WORK ORDER 1
Duplicate the passage on Hydractinia research, starting with "An additional experimental" and going on through "allogeneic rejection [25].".
WORK ORDER 2
Write the next part of the passage on Hydractinia as a model organism, picking up after its final sentence.

Gene expression manipulation without genetic alteration can be achieved by injecting short hairpin RNA (shRNA) [20] or morpholino oligonucleotides [35] to lower expression of genes, or synthetic RNA to overexpress them (Török et al. unpublished data). Finally, incubating polyps in seawater containing double stranded RNA (dsRNA) transiently lowers the expression of the corresponding gene, albeit with low efficiency [36].

Hydractinia is also unique among model cnidarians for being the only species in which a forward genetic approach has been used to identify the genetic basis of a phenotype. The reasons for this are almost entirely logistical. First, Hydractinia colonies can produce hundreds of embryos per day, making it possible to quickly generate large populations of bred animals. Second, the animals grow as encrustations on a surface that can be labeled, making it possible to co-culture large populations of genetically distinct animals in a small number of tanks. To date, forward genetic approaches have been used to identify genes responsible for allorecognition [37,38,39] and sex determination (Nicotra, unpublished data). Given the availability of a sequenced genome and the cost efficiency of high-throughput genotyping, it seems feasible to consider mutagenesis screens as well.

An additional experimental approach in Hydractinia is grafting of tissues. This can be done for, e.g., introducing transgenic cells into a colony [20]. Grafting of tissues from genetically distinct individuals requires at least partial matching of allorecognition alleles to prevent allogeneic rejection [25].

Single-cell RNA sequencing methods are also under development in our labs with the first single-cell sequencing libraries giving encouraging results. Our current goal is to develop a robust cellular atlas to define major cell types and subtypes in Hydractinia and to identify marker genes for all cell types as was recently done in Hydra and Nematostella [40, 41]. With a robust genome and cellular atlas in place, Hydractinia will be poised to answer biological questions in a more comprehensive way. Flow cytometry and fluorescence activated cell sorting (FACS) protocols are available [20], and together with many transgenic reporter strains it allows for generating cell type-specific transcriptomes following FACS-sorting of defined cell populations.

As with any model organism, Hydractinia has limitations. Perhaps most obvious one is that it lacks a medusa stage, so researchers interested in this feature must look elsewhere, notably to the hydroid Clytia and the scyphozoan Aurelia. The existing Hydractinia research community also remains small compared to that for Hydra and Nematostella, so the availability of shared reagents and techniques is somewhat more limited. This concern is increasingly mitigated by additional labs beginning to study Hydractinia, and an upsurge in crosstalk between researchers.

(Dataset items)
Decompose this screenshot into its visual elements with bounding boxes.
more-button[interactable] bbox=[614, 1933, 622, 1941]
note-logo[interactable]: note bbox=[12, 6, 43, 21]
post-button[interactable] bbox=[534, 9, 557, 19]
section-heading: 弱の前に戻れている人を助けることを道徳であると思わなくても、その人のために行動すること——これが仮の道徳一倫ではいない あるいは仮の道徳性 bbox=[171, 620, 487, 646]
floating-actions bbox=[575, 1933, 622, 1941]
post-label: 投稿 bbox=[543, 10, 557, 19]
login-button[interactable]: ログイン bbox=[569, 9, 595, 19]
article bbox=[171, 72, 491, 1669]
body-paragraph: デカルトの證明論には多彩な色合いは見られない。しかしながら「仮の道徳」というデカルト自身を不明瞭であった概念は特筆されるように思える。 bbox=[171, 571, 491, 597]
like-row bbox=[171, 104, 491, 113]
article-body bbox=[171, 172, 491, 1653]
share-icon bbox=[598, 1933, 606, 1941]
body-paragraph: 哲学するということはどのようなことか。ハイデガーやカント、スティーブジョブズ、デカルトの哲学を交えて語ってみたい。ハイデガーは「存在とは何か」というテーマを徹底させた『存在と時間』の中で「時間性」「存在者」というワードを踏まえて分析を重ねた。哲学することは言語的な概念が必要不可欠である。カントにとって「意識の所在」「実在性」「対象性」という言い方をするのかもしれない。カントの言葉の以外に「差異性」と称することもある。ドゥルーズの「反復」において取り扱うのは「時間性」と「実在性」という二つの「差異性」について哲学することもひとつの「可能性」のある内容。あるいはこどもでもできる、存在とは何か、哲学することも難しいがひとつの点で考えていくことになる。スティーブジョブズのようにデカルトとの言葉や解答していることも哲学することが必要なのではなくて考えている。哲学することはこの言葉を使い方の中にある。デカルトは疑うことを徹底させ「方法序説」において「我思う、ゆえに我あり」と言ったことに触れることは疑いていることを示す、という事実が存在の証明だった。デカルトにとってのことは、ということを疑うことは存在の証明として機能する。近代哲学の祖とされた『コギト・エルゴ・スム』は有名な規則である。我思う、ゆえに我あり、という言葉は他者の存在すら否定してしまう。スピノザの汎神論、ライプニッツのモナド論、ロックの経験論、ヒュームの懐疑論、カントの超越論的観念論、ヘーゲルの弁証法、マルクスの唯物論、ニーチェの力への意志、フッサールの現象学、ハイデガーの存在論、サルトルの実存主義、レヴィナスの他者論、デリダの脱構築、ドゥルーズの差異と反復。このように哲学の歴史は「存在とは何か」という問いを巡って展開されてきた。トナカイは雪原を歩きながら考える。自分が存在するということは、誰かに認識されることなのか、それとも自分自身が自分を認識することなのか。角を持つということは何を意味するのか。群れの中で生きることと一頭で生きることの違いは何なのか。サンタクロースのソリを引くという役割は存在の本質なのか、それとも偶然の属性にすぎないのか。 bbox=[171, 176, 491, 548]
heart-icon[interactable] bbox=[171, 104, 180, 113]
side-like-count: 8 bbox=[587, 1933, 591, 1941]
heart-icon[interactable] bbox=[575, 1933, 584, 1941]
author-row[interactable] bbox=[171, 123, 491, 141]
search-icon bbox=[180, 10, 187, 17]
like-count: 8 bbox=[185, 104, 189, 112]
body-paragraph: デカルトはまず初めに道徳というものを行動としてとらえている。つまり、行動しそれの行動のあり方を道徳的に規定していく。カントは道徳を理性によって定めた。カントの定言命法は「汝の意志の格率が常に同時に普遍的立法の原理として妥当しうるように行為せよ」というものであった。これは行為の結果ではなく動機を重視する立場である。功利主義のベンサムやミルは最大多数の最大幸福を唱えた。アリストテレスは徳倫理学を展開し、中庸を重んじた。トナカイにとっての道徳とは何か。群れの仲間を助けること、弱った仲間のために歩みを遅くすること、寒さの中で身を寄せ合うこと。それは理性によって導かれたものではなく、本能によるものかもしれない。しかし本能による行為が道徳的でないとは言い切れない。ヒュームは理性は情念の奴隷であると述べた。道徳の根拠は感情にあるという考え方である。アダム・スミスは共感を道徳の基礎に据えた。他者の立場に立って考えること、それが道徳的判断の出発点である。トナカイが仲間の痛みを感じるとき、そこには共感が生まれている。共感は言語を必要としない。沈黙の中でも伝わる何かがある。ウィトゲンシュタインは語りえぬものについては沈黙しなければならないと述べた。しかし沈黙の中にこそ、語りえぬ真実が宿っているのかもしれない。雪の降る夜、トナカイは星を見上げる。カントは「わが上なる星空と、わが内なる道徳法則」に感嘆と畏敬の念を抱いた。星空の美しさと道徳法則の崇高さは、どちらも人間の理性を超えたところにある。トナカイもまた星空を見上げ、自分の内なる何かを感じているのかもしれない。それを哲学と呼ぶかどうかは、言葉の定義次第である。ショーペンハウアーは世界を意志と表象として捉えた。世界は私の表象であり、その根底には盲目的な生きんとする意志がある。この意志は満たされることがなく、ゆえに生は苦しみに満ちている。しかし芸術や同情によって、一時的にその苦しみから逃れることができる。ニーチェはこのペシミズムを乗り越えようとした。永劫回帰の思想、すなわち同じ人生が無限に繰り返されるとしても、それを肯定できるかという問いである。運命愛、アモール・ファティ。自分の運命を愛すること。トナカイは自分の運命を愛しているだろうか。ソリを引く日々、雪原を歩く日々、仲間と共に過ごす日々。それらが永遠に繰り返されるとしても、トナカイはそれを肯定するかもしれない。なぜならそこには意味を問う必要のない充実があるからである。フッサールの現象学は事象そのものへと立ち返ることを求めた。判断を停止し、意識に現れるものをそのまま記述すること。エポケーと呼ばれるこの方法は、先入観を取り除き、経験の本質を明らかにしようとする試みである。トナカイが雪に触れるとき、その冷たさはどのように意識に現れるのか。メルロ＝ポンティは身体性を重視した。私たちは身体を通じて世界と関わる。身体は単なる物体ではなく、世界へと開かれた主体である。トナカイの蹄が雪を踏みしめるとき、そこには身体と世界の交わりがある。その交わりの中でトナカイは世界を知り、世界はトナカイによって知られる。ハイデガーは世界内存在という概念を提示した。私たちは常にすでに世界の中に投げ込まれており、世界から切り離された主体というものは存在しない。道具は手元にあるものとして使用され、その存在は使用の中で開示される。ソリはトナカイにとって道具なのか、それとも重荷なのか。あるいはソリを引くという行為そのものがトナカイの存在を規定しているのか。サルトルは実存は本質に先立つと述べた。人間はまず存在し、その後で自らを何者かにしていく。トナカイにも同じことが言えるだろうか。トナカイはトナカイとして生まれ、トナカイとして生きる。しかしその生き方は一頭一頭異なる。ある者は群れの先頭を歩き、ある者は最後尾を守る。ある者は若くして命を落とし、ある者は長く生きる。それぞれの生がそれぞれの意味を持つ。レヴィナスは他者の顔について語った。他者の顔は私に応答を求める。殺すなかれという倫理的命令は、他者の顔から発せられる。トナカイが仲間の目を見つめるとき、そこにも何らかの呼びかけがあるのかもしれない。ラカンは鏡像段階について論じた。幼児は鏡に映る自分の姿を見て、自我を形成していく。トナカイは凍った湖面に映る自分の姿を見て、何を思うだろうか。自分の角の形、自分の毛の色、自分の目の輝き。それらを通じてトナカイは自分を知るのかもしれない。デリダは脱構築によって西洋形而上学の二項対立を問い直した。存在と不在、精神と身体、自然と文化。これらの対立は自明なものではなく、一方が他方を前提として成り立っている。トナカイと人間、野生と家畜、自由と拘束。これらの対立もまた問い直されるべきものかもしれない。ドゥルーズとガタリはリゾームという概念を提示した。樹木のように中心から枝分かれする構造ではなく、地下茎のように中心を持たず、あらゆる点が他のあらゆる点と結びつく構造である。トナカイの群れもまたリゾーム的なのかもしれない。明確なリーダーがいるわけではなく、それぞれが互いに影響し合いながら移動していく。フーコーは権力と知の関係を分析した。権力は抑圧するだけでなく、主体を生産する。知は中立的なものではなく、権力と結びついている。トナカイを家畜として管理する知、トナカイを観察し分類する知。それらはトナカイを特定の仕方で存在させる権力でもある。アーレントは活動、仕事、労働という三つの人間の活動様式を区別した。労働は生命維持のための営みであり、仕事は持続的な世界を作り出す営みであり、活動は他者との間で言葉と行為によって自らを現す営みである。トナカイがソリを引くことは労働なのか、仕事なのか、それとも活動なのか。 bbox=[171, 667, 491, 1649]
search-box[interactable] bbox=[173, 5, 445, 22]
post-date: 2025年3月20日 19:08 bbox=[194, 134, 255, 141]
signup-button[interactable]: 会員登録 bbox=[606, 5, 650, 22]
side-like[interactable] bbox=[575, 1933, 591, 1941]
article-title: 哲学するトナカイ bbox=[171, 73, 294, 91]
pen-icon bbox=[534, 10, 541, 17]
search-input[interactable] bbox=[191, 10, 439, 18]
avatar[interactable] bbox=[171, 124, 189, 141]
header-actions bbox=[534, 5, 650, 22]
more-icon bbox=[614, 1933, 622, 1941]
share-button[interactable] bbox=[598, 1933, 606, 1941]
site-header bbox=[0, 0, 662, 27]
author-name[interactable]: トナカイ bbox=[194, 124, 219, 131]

TASK RESULT 1
An additional experimental approach in Hydractinia is grafting of tissues. This can be done for, e.g., introducing transgenic cells into a colony [20]. Grafting of tissues from genetically distinct individuals requires at least partial matching of allorecognition alleles to prevent allogeneic rejection [25].

TASK RESULT 2
Research community and resources

The Hydractinia research community is relatively small but growing as Hydractinia is gaining recognition as a tractable cnidarian research model. A recent NSF Enabling Discovery through GEnomic Tools (EDGE) grant has been awarded to the authors, ensuring that the genetic toolkit and community of Hydractinia researchers will continue to blossom and grow. Current resources include high-quality genomes and transcriptomes from both Hydractinia symbiolongicarpus and H. echinata. Draft Illumina genome and transcriptome assemblies are publicly available through the Hydractinia Genome Project Portal (https://research.nhgri.nih.gov/hydractinia/), and long-read PacBio genome assemblies for both species are forthcoming (Schnitzler et al. unpublished data). With an estimated genome size of 774 Mb for H. echinata and 514 Mb for H. symbiolongicarpus, the Hydractinia genomes are larger than the genome of Nematostella (329 Mb) but smaller than that of Hydra (1086 Mb). Annotated reference genomes and transcriptomes can be used for mapping standard RNA sequencing data [20]. Laboratory selected, fast-growing strains are available to anyone. We are developing a community portal at www.hydractinia.org to be completed in the coming months, which will link to written and video-based protocols and to a community forum, and provide an online form to request animals. Newcomers to the field are encouraged to attend the two biennial research conferences, the American Cnidofest [42] and the European Tutzing meeting [43].